Element position data:
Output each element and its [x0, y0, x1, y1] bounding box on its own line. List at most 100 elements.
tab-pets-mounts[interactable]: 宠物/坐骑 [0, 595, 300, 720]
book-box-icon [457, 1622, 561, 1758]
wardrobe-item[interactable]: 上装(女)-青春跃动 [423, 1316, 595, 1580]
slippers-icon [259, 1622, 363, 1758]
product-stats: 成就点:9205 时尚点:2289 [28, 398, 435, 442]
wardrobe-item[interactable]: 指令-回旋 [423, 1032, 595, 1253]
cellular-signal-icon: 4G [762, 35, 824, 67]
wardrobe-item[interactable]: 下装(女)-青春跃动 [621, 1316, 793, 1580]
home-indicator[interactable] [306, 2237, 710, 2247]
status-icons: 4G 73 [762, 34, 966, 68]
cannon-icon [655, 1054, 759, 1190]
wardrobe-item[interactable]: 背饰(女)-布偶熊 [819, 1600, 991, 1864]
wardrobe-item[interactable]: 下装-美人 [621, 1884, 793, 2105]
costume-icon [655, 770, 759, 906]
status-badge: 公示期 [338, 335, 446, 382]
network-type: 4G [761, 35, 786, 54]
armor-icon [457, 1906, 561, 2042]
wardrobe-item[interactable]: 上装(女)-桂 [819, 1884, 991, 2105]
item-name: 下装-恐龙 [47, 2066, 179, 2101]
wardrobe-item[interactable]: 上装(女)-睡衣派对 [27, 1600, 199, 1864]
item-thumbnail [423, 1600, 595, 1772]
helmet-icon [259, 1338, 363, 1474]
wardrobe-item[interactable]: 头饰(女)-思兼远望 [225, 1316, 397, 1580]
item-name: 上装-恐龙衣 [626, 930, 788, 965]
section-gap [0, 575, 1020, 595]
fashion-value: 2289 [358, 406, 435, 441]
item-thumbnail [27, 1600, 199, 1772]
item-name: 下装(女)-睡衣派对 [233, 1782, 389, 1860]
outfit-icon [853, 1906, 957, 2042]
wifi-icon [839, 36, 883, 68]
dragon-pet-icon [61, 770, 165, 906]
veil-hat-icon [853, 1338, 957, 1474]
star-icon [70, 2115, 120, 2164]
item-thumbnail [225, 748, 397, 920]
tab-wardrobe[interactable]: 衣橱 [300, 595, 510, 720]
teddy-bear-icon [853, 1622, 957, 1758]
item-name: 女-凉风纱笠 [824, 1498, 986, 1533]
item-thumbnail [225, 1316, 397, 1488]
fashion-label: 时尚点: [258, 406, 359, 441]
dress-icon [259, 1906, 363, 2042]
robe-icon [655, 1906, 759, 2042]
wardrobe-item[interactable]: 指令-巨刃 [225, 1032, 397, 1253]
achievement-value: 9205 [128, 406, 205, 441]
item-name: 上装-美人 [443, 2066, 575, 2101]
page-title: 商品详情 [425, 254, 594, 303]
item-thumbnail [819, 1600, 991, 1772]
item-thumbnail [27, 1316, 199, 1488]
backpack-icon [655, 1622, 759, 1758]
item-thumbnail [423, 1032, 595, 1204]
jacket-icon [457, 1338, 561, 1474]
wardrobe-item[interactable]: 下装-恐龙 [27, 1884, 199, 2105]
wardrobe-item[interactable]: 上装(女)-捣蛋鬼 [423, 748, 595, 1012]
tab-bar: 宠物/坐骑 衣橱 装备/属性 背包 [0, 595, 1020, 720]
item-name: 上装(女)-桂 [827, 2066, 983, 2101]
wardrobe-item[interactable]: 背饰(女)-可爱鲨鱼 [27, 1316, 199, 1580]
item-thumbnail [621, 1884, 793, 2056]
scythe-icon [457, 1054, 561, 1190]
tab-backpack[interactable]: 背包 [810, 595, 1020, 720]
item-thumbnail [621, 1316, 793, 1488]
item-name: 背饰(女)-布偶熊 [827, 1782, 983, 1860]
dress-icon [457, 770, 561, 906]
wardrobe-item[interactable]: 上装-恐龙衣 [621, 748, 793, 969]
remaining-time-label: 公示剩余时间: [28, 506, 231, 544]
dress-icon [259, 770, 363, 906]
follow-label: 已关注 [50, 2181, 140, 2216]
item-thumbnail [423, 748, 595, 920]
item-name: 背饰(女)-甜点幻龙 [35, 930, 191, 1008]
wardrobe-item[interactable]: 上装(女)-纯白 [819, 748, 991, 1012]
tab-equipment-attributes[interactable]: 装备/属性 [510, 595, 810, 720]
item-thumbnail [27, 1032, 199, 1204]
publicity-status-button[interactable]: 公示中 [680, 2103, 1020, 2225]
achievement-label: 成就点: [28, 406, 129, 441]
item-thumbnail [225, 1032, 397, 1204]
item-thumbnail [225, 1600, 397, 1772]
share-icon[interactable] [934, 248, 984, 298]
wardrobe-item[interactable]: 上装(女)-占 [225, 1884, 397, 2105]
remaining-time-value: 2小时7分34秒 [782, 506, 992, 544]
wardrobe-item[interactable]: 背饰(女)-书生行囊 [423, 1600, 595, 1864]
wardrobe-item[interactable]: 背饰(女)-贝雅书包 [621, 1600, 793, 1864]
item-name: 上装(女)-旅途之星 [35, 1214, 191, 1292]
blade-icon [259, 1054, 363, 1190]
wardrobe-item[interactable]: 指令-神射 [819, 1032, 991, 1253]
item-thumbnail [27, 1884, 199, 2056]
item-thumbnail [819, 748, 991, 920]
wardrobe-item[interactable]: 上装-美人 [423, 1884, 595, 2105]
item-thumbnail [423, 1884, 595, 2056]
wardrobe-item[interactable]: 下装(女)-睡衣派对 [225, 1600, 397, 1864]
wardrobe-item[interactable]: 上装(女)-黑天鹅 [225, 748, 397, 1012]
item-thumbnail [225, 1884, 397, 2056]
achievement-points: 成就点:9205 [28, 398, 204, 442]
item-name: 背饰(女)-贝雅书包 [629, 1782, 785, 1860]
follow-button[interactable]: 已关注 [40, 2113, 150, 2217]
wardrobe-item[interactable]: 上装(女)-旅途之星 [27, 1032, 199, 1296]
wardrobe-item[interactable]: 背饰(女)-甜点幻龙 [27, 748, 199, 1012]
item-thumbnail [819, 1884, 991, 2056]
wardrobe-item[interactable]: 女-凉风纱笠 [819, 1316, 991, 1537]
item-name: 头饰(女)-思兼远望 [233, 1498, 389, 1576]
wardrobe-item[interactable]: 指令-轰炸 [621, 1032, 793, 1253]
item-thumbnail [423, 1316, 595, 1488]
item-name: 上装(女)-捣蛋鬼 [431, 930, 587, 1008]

Brief:
Edit the entries from the beginning through the line containing "product-stats: 成就点:9205 时尚点:2289", swapping "bounding box" for "enclosing rectangle" and changing nothing else. Return only those lines.

Task result:
Output each element and its [x0, y0, x1, y1] enclosing rectangle on its own line. List at most 100 elements.
tab-pets-mounts[interactable]: 宠物/坐骑 [0, 595, 300, 720]
book-box-icon [457, 1622, 561, 1758]
wardrobe-item[interactable]: 上装(女)-青春跃动 [423, 1316, 595, 1580]
slippers-icon [259, 1622, 363, 1758]
product-stats: 成就点:9205 时尚点:2289 [28, 398, 435, 442]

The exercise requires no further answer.